=== Source material ===
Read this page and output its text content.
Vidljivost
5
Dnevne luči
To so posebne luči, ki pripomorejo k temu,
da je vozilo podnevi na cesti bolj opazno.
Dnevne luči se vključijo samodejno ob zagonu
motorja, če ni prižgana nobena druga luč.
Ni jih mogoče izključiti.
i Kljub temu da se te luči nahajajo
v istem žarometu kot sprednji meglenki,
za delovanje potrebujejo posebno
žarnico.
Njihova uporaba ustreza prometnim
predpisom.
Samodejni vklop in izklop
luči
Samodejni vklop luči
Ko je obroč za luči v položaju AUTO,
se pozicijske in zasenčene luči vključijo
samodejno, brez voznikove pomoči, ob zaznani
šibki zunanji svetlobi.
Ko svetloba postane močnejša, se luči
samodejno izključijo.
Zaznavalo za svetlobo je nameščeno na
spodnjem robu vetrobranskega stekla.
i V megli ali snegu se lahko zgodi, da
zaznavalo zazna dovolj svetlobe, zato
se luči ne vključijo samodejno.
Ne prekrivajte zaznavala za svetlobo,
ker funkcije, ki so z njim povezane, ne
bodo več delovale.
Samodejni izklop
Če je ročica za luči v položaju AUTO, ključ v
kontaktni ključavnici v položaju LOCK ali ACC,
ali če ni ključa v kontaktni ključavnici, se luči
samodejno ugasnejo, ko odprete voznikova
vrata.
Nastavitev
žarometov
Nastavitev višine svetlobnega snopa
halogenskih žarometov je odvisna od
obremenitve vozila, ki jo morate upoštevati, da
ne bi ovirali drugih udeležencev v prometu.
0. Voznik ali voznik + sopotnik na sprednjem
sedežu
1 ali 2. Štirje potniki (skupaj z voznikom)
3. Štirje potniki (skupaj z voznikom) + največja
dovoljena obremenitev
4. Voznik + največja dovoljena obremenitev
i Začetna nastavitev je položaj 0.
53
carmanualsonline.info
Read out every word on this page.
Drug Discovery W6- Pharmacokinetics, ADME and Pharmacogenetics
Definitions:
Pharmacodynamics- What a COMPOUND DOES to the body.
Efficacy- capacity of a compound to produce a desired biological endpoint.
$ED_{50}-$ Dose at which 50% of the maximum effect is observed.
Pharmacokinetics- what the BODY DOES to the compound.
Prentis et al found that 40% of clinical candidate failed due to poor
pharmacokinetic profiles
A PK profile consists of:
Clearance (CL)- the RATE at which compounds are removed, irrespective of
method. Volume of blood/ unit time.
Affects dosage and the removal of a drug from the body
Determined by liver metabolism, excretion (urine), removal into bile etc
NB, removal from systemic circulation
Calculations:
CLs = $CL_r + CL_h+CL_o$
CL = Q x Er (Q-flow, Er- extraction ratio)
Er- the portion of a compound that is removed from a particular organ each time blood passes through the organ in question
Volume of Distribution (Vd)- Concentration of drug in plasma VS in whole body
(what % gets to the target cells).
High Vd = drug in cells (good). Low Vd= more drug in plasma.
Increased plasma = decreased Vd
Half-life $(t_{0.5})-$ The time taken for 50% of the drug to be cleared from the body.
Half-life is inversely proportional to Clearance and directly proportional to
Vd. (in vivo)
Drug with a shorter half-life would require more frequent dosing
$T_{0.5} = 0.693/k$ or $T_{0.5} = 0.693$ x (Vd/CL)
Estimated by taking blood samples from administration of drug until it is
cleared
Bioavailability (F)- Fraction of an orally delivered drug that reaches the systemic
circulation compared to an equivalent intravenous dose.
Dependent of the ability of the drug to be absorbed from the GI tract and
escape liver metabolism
===
=== Source material ===
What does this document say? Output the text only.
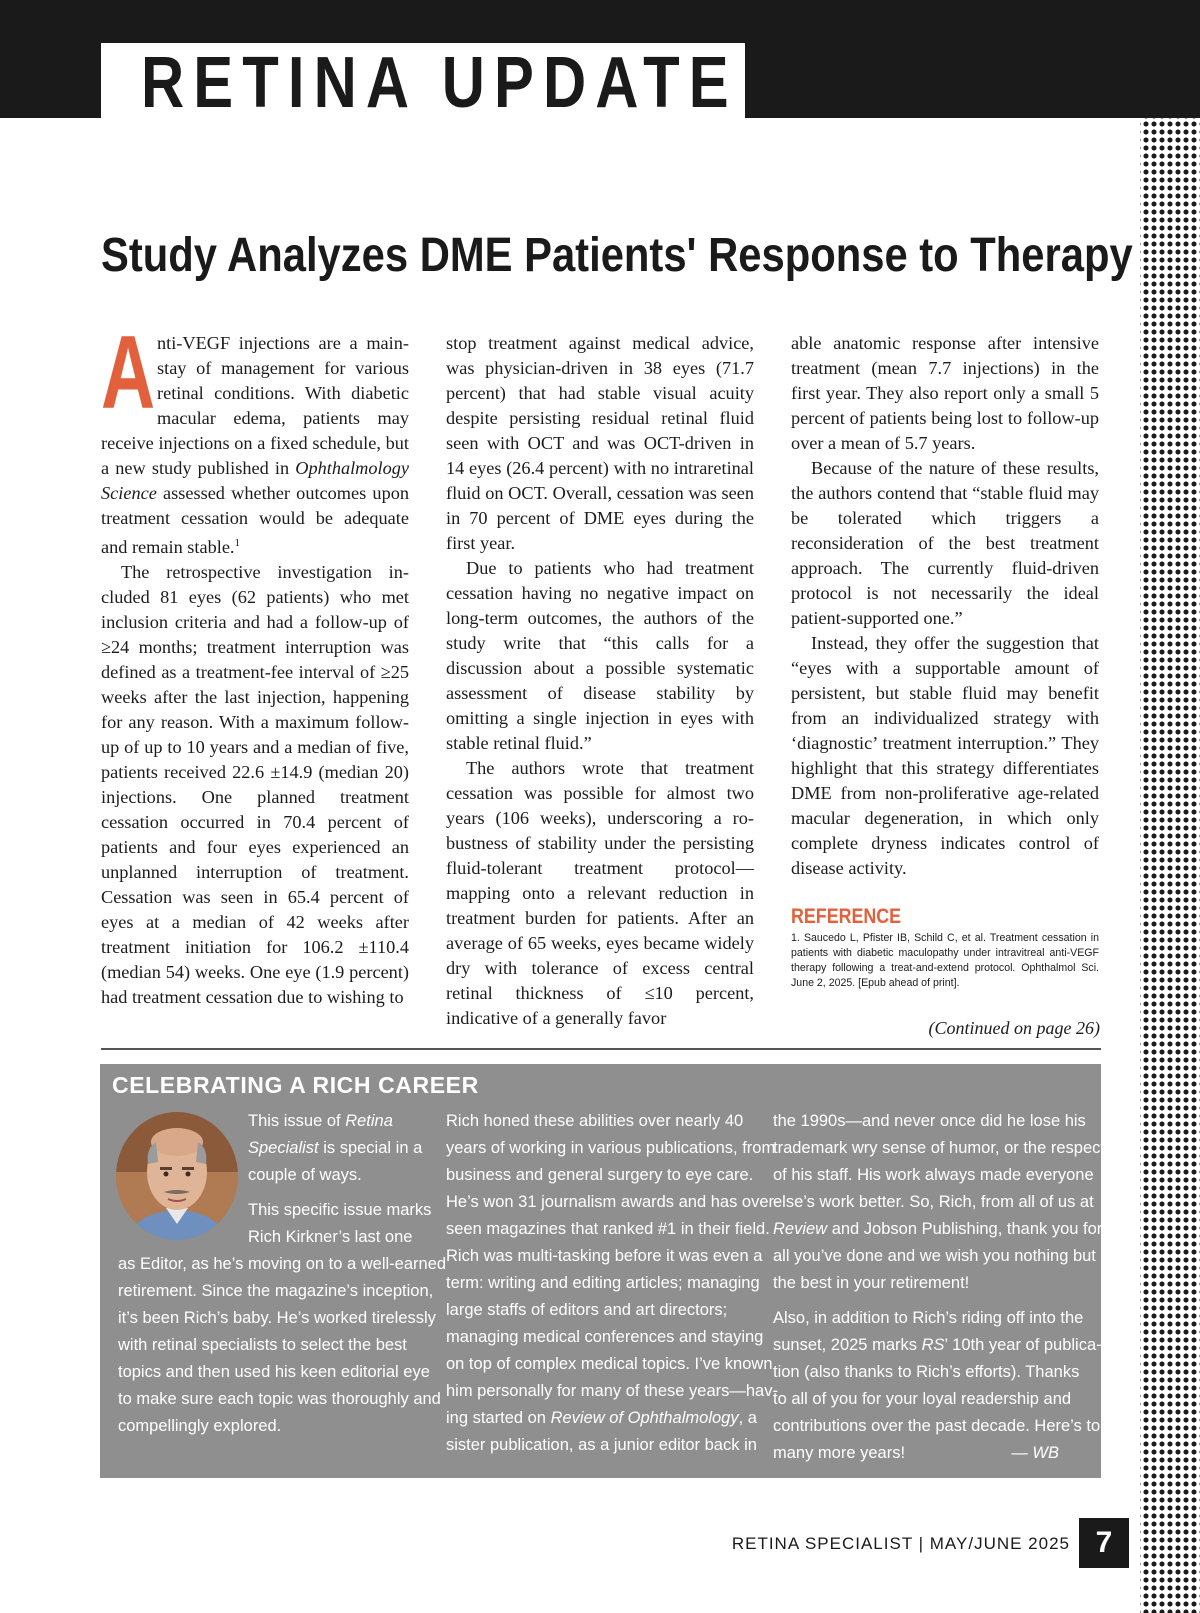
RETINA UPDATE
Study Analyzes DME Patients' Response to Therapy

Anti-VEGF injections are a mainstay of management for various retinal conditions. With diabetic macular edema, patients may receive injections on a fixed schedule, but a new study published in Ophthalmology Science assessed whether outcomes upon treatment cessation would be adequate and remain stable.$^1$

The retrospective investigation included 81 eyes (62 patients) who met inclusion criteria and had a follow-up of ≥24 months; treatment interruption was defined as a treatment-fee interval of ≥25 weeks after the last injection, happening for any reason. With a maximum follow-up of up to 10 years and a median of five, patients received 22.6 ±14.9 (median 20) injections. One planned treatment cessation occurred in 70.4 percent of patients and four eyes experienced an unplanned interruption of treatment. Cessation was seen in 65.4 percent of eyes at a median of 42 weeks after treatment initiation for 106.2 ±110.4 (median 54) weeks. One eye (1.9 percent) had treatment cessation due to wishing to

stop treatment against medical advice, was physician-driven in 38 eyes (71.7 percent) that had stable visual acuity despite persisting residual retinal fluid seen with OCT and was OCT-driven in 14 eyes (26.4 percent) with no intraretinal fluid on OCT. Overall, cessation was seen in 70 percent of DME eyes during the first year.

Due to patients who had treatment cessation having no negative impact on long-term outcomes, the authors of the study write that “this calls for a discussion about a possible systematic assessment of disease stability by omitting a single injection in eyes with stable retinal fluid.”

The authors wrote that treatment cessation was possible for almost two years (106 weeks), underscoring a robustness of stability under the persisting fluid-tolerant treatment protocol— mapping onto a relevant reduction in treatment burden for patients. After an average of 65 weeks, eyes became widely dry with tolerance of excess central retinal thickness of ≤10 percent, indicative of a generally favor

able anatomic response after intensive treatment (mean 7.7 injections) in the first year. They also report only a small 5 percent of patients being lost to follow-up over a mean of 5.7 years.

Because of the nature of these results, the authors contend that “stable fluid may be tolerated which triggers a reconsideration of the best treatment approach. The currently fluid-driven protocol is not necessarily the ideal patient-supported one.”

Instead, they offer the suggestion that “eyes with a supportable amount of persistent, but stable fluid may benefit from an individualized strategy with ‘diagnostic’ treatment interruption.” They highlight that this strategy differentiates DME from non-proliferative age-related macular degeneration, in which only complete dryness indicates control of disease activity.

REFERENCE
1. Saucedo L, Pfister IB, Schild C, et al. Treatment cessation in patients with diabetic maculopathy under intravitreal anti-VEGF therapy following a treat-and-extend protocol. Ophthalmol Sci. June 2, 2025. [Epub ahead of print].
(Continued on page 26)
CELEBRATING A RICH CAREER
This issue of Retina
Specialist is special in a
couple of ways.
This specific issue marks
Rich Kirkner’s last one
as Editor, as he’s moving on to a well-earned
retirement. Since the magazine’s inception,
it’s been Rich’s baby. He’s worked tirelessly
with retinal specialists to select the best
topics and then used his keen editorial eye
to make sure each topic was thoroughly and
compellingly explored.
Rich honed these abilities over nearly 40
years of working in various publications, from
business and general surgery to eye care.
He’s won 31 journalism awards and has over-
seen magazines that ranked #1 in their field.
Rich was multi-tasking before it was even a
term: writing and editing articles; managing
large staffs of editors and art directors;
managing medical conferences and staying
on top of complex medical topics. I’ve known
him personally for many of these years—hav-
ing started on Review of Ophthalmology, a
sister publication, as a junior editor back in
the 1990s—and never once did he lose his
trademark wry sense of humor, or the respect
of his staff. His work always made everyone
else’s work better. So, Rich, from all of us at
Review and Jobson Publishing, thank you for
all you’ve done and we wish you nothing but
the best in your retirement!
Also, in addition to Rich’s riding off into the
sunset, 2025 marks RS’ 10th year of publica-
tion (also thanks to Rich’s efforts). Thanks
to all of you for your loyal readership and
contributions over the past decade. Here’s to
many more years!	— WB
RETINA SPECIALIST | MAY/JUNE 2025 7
===
> **Action item**:
If a line of the data above contains "Volume", copy it out.

> **Final answer**:
method. Volume of blood/ unit time.
Volume of Distribution (Vd)- Concentration of drug in plasma VS in whole body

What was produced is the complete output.